** Required task **
Look through the data below and return each line where "ylabel" appears.

________________

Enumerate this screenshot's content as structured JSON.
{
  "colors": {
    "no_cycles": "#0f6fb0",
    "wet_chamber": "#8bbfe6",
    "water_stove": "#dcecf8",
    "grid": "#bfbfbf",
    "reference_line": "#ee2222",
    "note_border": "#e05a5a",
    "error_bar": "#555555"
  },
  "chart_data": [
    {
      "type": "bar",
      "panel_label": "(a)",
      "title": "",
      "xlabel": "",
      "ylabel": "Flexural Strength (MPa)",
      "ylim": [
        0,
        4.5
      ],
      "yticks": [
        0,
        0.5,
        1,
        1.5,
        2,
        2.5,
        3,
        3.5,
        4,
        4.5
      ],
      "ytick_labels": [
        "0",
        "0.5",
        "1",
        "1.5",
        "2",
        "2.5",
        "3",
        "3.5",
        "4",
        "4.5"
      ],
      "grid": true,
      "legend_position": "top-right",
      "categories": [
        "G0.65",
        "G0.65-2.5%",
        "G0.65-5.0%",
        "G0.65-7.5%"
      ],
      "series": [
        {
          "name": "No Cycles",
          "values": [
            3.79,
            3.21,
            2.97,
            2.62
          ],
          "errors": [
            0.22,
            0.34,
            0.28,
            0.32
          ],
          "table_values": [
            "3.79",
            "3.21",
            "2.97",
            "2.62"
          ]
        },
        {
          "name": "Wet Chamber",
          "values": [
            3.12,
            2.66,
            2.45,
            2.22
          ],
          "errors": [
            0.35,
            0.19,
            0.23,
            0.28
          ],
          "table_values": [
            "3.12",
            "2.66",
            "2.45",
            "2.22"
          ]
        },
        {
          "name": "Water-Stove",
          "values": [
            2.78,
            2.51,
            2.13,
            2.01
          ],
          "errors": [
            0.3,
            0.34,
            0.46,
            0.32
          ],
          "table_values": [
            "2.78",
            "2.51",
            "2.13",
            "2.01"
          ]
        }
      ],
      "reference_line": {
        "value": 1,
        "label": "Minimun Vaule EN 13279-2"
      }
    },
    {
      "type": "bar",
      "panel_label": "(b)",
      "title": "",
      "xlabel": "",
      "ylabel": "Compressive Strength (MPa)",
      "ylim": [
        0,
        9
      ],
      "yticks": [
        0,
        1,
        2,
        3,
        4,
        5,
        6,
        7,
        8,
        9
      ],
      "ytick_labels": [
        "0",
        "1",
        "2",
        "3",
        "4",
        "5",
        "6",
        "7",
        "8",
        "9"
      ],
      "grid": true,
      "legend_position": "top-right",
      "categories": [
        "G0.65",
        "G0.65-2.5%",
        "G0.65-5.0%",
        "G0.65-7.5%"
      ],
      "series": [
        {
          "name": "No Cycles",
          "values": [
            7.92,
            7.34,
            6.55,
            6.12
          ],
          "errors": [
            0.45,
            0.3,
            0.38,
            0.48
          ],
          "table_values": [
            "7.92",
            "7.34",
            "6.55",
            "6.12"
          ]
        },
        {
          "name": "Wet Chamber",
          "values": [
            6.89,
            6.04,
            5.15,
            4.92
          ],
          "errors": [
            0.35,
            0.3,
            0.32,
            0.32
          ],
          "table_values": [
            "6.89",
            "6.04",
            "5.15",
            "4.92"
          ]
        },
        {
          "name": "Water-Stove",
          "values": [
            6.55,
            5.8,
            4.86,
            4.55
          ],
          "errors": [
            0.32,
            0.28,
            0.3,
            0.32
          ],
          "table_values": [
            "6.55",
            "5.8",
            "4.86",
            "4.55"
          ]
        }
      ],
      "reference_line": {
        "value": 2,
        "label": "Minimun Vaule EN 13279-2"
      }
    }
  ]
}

________________

** Written response **
      "ylabel": "Flexural Strength (MPa)",
      "ylabel": "Compressive Strength (MPa)",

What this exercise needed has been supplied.